Dans cet article, nous allons voir ce que signifie concrètement l'accessibilité numérique, quelles sont vos obligations légales selon le RGAA et les normes WCAG, et comment vérifier que votre site respecte ces exigences.

Qu'est-ce que l'accessibilité numérique et pourquoi est-elle importante ?

Définition et enjeux de l'accessibilité numérique

L'accessibilité numérique désigne la capacité d'un site internet, d'une application ou d'un service en ligne à être utilisé par tous, y compris par les personnes en situation de handicap. Un site accessible est conçu de manière à ce que chacun puisse percevoir, comprendre, naviguer et interagir avec son contenu, quelles que soient ses capacités physiques, sensorielles ou cognitives.

•••••

■ Consigne A
Relevez dans le document source tous les verbes qui décrivent ce que chacun doit pouvoir faire avec le contenu d'un site accessible.

■ Enregistrements
•••••

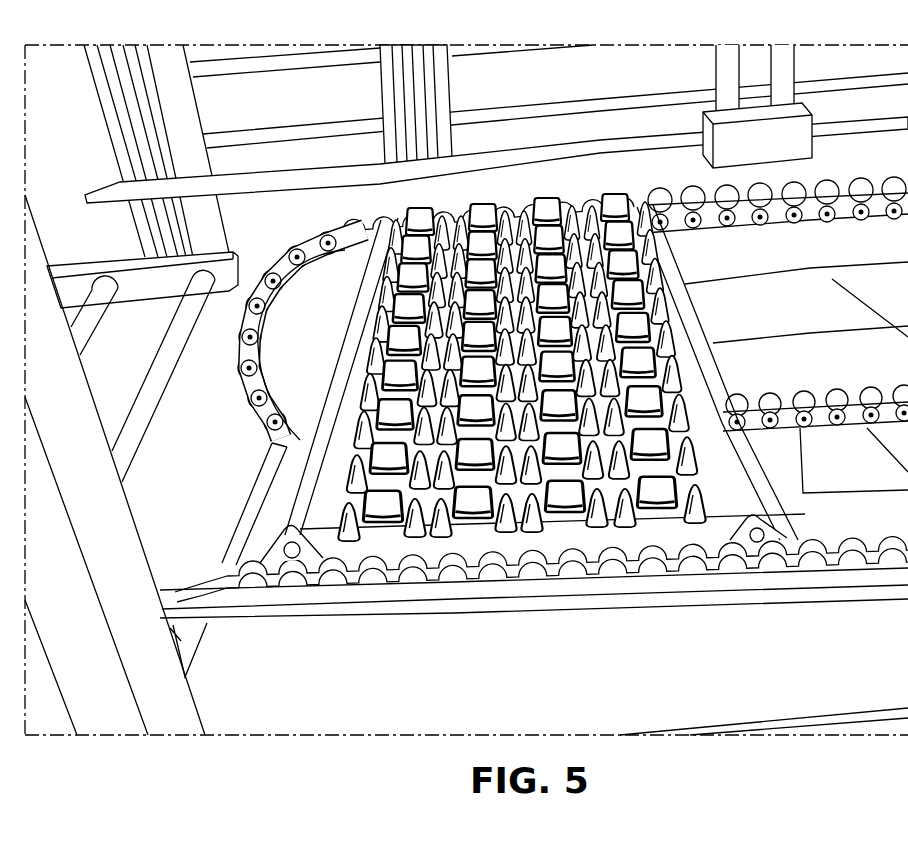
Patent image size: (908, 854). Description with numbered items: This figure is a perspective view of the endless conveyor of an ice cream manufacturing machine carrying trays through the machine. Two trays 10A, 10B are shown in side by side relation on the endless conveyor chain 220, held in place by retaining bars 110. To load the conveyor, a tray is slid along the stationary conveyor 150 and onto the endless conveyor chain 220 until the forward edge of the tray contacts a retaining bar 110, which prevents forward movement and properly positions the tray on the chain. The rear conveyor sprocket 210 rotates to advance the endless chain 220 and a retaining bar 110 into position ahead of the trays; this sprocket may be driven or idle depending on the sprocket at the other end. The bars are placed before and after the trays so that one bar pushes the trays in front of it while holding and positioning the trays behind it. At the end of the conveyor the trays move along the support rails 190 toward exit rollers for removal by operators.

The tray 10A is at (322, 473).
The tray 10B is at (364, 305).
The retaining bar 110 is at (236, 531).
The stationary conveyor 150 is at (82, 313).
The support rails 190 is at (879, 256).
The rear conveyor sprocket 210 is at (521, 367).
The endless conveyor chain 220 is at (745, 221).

•••••

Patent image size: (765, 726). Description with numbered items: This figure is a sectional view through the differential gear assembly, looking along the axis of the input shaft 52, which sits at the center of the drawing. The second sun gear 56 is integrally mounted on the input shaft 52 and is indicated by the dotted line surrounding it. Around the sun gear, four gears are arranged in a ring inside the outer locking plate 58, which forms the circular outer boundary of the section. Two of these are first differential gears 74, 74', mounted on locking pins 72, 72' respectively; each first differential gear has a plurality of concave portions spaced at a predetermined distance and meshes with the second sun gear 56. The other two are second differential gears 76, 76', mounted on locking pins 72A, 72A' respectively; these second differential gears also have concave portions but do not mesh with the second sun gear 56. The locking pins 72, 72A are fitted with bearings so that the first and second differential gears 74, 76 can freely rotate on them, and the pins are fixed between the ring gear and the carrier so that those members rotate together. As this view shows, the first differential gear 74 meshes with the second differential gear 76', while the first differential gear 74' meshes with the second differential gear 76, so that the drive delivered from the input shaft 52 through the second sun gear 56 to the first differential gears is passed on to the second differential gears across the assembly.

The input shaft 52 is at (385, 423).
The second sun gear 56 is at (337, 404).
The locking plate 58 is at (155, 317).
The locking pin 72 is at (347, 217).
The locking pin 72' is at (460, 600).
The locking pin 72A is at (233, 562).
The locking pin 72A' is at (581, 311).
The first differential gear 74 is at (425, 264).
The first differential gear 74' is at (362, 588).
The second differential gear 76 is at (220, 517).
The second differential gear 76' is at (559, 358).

•••••

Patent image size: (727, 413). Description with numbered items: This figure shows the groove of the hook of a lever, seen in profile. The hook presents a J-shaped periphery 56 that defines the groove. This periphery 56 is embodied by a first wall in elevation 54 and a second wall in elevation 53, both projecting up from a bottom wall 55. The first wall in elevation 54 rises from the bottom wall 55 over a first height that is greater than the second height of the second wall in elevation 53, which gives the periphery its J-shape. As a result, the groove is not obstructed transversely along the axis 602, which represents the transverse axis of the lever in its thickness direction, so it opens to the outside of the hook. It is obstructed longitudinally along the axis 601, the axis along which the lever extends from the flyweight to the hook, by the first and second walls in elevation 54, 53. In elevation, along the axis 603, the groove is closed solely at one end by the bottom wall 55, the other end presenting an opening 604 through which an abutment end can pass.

•••••

■ Consigne B
Transcrivez, s'il vous plaît, en liste JSON de chaînes, à raison d'une chaîne par ligne et sans les lignes vides, le passage des enregistrements qui va de la ligne contenant « Patent image size: (908, 854). » jusqu'à la ligne contenant « The support rails 190 is at (879, 256). », ces deux lignes comprises.

■ Solution A
percevoir, comprendre, naviguer, interagir

■ Solution B
[
  "Patent image size: (908, 854). Description with numbered items: This figure is a perspective view of the endless conveyor of an ice cream manufacturing machine carrying trays through the machine. Two trays 10A, 10B are shown in side by side relation on the endless conveyor chain 220, held in place by retaining bars 110. To load the conveyor, a tray is slid along the stationary conveyor 150 and onto the endless conveyor chain 220 until the forward edge of the tray contacts a retaining bar 110, which prevents forward movement and properly positions the tray on the chain. The rear conveyor sprocket 210 rotates to advance the endless chain 220 and a retaining bar 110 into position ahead of the trays; this sprocket may be driven or idle depending on the sprocket at the other end. The bars are placed before and after the trays so that one bar pushes the trays in front of it while holding and positioning the trays behind it. At the end of the conveyor the trays move along the support rails 190 toward exit rollers for removal by operators.",
  "The tray 10A is at (322, 473).",
  "The tray 10B is at (364, 305).",
  "The retaining bar 110 is at (236, 531).",
  "The stationary conveyor 150 is at (82, 313).",
  "The support rails 190 is at (879, 256)."
]